━━━ Material for this task
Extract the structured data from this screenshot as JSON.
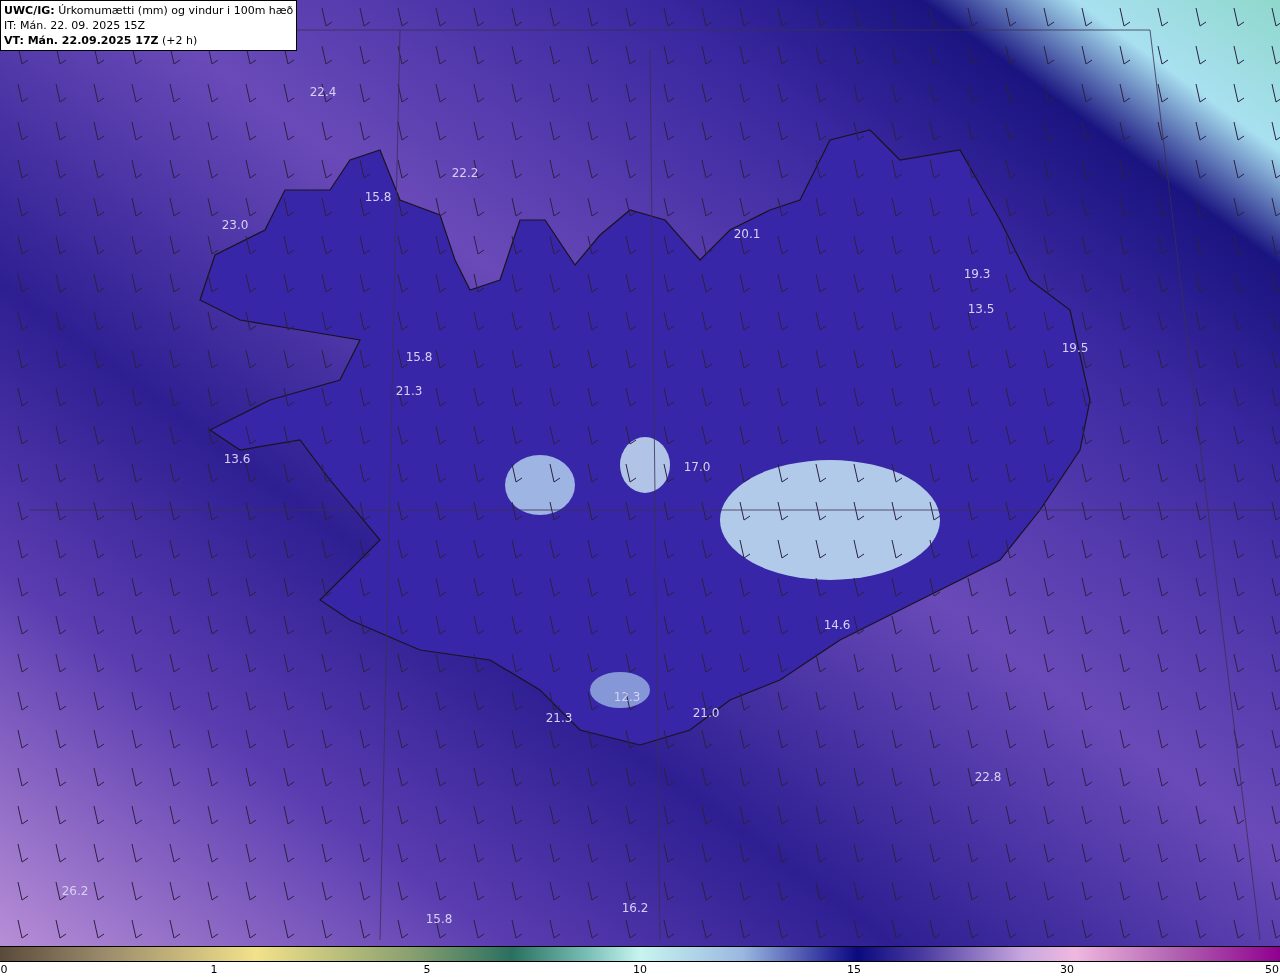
{
  "header": {
    "title": "**UWC/IG:** Úrkomumætti (mm) og vindur i 100m hæð",
    "issue_time": "IT: Mán. 22. 09. 2025 15Z",
    "valid_time": "**VT: Mán. 22.09.2025 17Z** (+2 h)"
  },
  "map_values": [
    "22.4",
    "22.2",
    "15.8",
    "23.0",
    "20.1",
    "19.3",
    "13.5",
    "19.5",
    "15.8",
    "21.3",
    "13.6",
    "17.0",
    "14.6",
    "12.3",
    "21.3",
    "21.0",
    "22.8",
    "26.2",
    "16.2",
    "15.8"
  ],
  "colorbar": {
    "ticks": [
      "0",
      "1",
      "5",
      "10",
      "15",
      "30",
      "50"
    ]
  }
}
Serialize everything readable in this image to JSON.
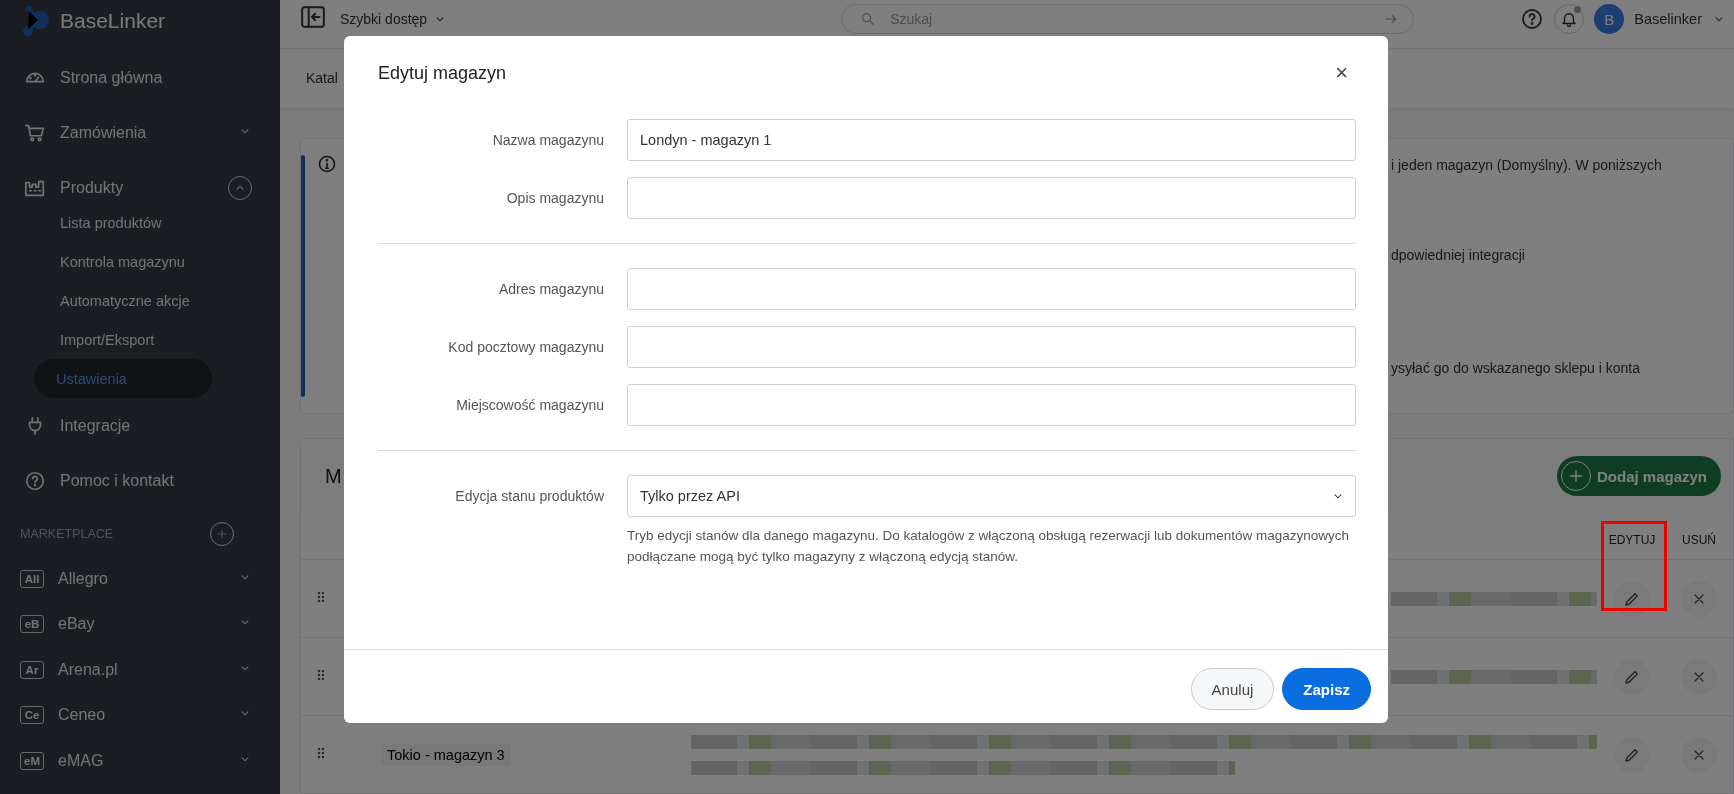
{
  "sidebar": {
    "logo": "BaseLinker",
    "nav": [
      {
        "label": "Strona główna",
        "kind": "gauge"
      },
      {
        "label": "Zamówienia",
        "kind": "cart",
        "expanded": false
      },
      {
        "label": "Produkty",
        "kind": "warehouse",
        "expanded": true,
        "children": [
          {
            "label": "Lista produktów",
            "selected": false
          },
          {
            "label": "Kontrola magazynu",
            "selected": false
          },
          {
            "label": "Automatyczne akcje",
            "selected": false
          },
          {
            "label": "Import/Eksport",
            "selected": false
          },
          {
            "label": "Ustawienia",
            "selected": true
          }
        ]
      },
      {
        "label": "Integracje",
        "kind": "plug"
      },
      {
        "label": "Pomoc i kontakt",
        "kind": "help"
      }
    ],
    "marketplace": {
      "heading": "MARKETPLACE",
      "items": [
        {
          "badge": "All",
          "label": "Allegro",
          "expanded": false
        },
        {
          "badge": "eB",
          "label": "eBay",
          "expanded": false
        },
        {
          "badge": "Ar",
          "label": "Arena.pl",
          "expanded": false
        },
        {
          "badge": "Ce",
          "label": "Ceneo",
          "expanded": false
        },
        {
          "badge": "eM",
          "label": "eMAG",
          "expanded": false
        }
      ]
    }
  },
  "topbar": {
    "quick_access": "Szybki dostęp",
    "search": {
      "placeholder": "Szukaj"
    },
    "notifications_unread": true,
    "avatar": "B",
    "user": "Baselinker"
  },
  "subnav": {
    "label": "Katal"
  },
  "info": {
    "lines": [
      "i jeden magazyn (Domyślny). W poniższych",
      "dpowiedniej integracji",
      "ysyłać go do wskazanego sklepu i konta"
    ]
  },
  "warehouses": {
    "title": "M",
    "add_button": "Dodaj magazyn",
    "columns": [
      "EDYTUJ",
      "USUŃ"
    ],
    "highlight_frame": true,
    "rows": [
      {
        "name": ""
      },
      {
        "name": ""
      },
      {
        "name": "Tokio - magazyn 3"
      }
    ]
  },
  "modal": {
    "title": "Edytuj magazyn",
    "close": "×",
    "sections": [
      [
        {
          "label": "Nazwa magazynu",
          "kind": "text",
          "value": "Londyn - magazyn 1"
        },
        {
          "label": "Opis magazynu",
          "kind": "text"
        }
      ],
      [
        {
          "label": "Adres magazynu",
          "kind": "text"
        },
        {
          "label": "Kod pocztowy magazynu",
          "kind": "text"
        },
        {
          "label": "Miejscowość magazynu",
          "kind": "text"
        }
      ],
      [
        {
          "label": "Edycja stanu produktów",
          "kind": "select",
          "value": "Tylko przez API",
          "help": "Tryb edycji stanów dla danego magazynu. Do katalogów z włączoną obsługą rezerwacji lub dokumentów magazynowych podłączane mogą być tylko magazyny z włączoną edycją stanów."
        }
      ]
    ],
    "buttons": [
      {
        "label": "Anuluj",
        "kind": "secondary"
      },
      {
        "label": "Zapisz",
        "kind": "primary"
      }
    ]
  }
}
━━━━━━
■ Work instructions: From the material above, reproduce everything verbatim except the pictures.

■ Written answer:
Extract the structured data from this screenshot as JSON.
{
  "header": {
    "title": "**UWC/IG:** Úrkomumætti (mm) og vindur i 100m hæð",
    "issue_time": "IT: Mán. 22. 09. 2025 15Z",
    "valid_time": "**VT: Mán. 22.09.2025 17Z** (+2 h)"
  },
  "map_values": [
    "22.4",
    "22.2",
    "15.8",
    "23.0",
    "20.1",
    "19.3",
    "13.5",
    "19.5",
    "15.8",
    "21.3",
    "13.6",
    "17.0",
    "14.6",
    "12.3",
    "21.3",
    "21.0",
    "22.8",
    "26.2",
    "16.2",
    "15.8"
  ],
  "colorbar": {
    "ticks": [
      "0",
      "1",
      "5",
      "10",
      "15",
      "30",
      "50"
    ]
  }
}
Serialize everything readable in this image to JSON.
{
  "sidebar": {
    "logo": "BaseLinker",
    "nav": [
      {
        "label": "Strona główna",
        "kind": "gauge"
      },
      {
        "label": "Zamówienia",
        "kind": "cart",
        "expanded": false
      },
      {
        "label": "Produkty",
        "kind": "warehouse",
        "expanded": true,
        "children": [
          {
            "label": "Lista produktów",
            "selected": false
          },
          {
            "label": "Kontrola magazynu",
            "selected": false
          },
          {
            "label": "Automatyczne akcje",
            "selected": false
          },
          {
            "label": "Import/Eksport",
            "selected": false
          },
          {
            "label": "Ustawienia",
            "selected": true
          }
        ]
      },
      {
        "label": "Integracje",
        "kind": "plug"
      },
      {
        "label": "Pomoc i kontakt",
        "kind": "help"
      }
    ],
    "marketplace": {
      "heading": "MARKETPLACE",
      "items": [
        {
          "badge": "All",
          "label": "Allegro",
          "expanded": false
        },
        {
          "badge": "eB",
          "label": "eBay",
          "expanded": false
        },
        {
          "badge": "Ar",
          "label": "Arena.pl",
          "expanded": false
        },
        {
          "badge": "Ce",
          "label": "Ceneo",
          "expanded": false
        },
        {
          "badge": "eM",
          "label": "eMAG",
          "expanded": false
        }
      ]
    }
  },
  "topbar": {
    "quick_access": "Szybki dostęp",
    "search": {
      "placeholder": "Szukaj"
    },
    "notifications_unread": true,
    "avatar": "B",
    "user": "Baselinker"
  },
  "subnav": {
    "label": "Katal"
  },
  "info": {
    "lines": [
      "i jeden magazyn (Domyślny). W poniższych",
      "dpowiedniej integracji",
      "ysyłać go do wskazanego sklepu i konta"
    ]
  },
  "warehouses": {
    "title": "M",
    "add_button": "Dodaj magazyn",
    "columns": [
      "EDYTUJ",
      "USUŃ"
    ],
    "highlight_frame": true,
    "rows": [
      {
        "name": ""
      },
      {
        "name": ""
      },
      {
        "name": "Tokio - magazyn 3"
      }
    ]
  },
  "modal": {
    "title": "Edytuj magazyn",
    "close": "×",
    "sections": [
      [
        {
          "label": "Nazwa magazynu",
          "kind": "text",
          "value": "Londyn - magazyn 1"
        },
        {
          "label": "Opis magazynu",
          "kind": "text"
        }
      ],
      [
        {
          "label": "Adres magazynu",
          "kind": "text"
        },
        {
          "label": "Kod pocztowy magazynu",
          "kind": "text"
        },
        {
          "label": "Miejscowość magazynu",
          "kind": "text"
        }
      ],
      [
        {
          "label": "Edycja stanu produktów",
          "kind": "select",
          "value": "Tylko przez API",
          "help": "Tryb edycji stanów dla danego magazynu. Do katalogów z włączoną obsługą rezerwacji lub dokumentów magazynowych podłączane mogą być tylko magazyny z włączoną edycją stanów."
        }
      ]
    ],
    "buttons": [
      {
        "label": "Anuluj",
        "kind": "secondary"
      },
      {
        "label": "Zapisz",
        "kind": "primary"
      }
    ]
  }
}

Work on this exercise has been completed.